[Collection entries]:
------
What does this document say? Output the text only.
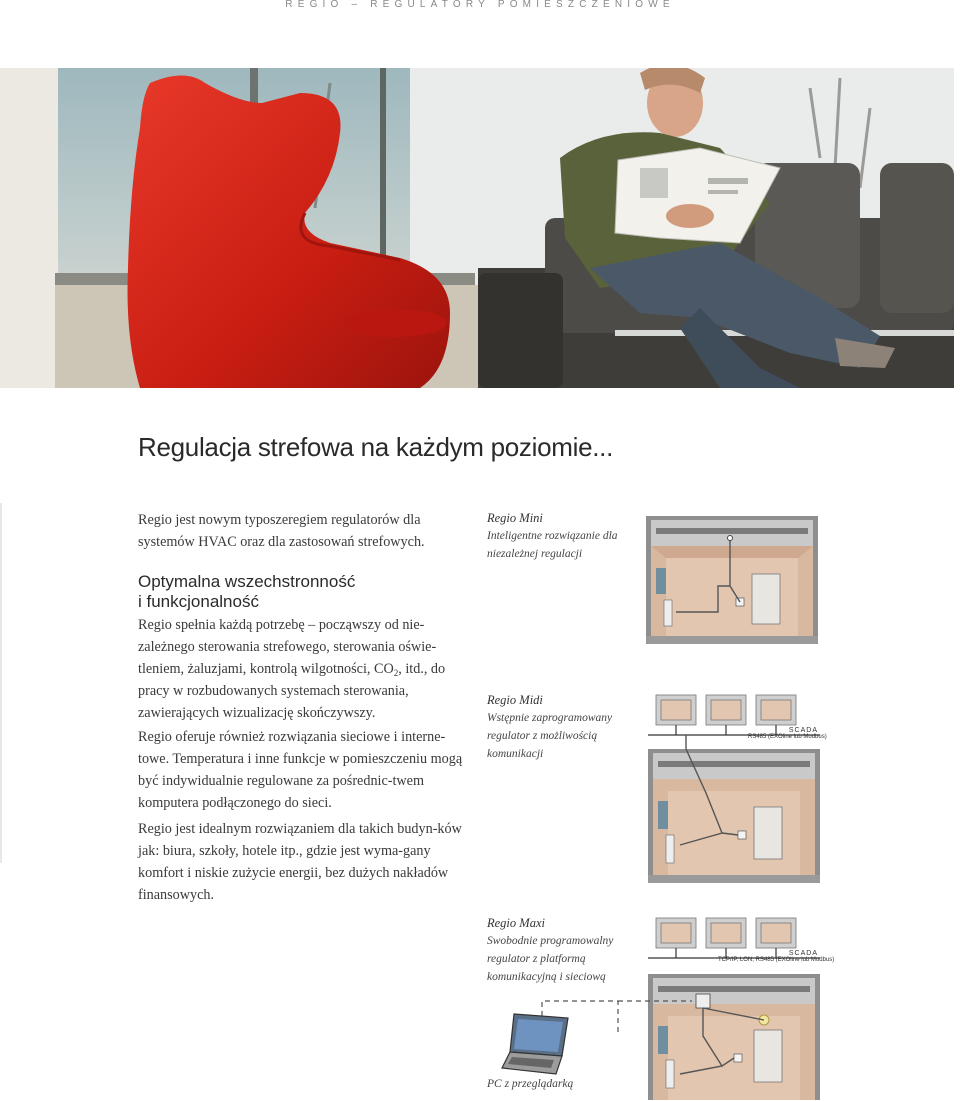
REGIO – REGULATORY POMIESZCZENIOWE
Regulacja strefowa na każdym poziomie...
Regio jest nowym typoszeregiem regulatorów dla systemów HVAC oraz dla zastosowań strefowych.
Optymalna wszechstronność
i funkcjonalność

Regio spełnia każdą potrzebę – począwszy od nie-zależnego sterowania strefowego, sterowania oświe-tleniem, żaluzjami, kontrolą wilgotności, $CO_2$, itd., do pracy w rozbudowanych systemach sterowania, zawierających wizualizację skończywszy.

Regio oferuje również rozwiązania sieciowe i interne-towe. Temperatura i inne funkcje w pomieszczeniu mogą być indywidualnie regulowane za pośrednic-twem komputera podłączonego do sieci.
Regio jest idealnym rozwiązaniem dla takich budyn-ków jak: biura, szkoły, hotele itp., gdzie jest wyma-gany komfort i niskie zużycie energii, bez dużych nakładów finansowych.
Regio Mini
Inteligentne rozwiązanie dla niezależnej regulacji
Regio Midi
Wstępnie zaprogramowany regulator z możliwością komunikacji
Regio Maxi
Swobodnie programowalny regulator z platformą komunikacyjną i sieciową
PC z przeglądarką
SCADA
RS485 (EXOline lub Modbus)
SCADA
TCP/IP, LON, RS485 (EXOline lub Modbus)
------
[Your goal]: List every line in the records above that contains the word "EXOline".

[Answer to this task]:
RS485 (EXOline lub Modbus)
TCP/IP, LON, RS485 (EXOline lub Modbus)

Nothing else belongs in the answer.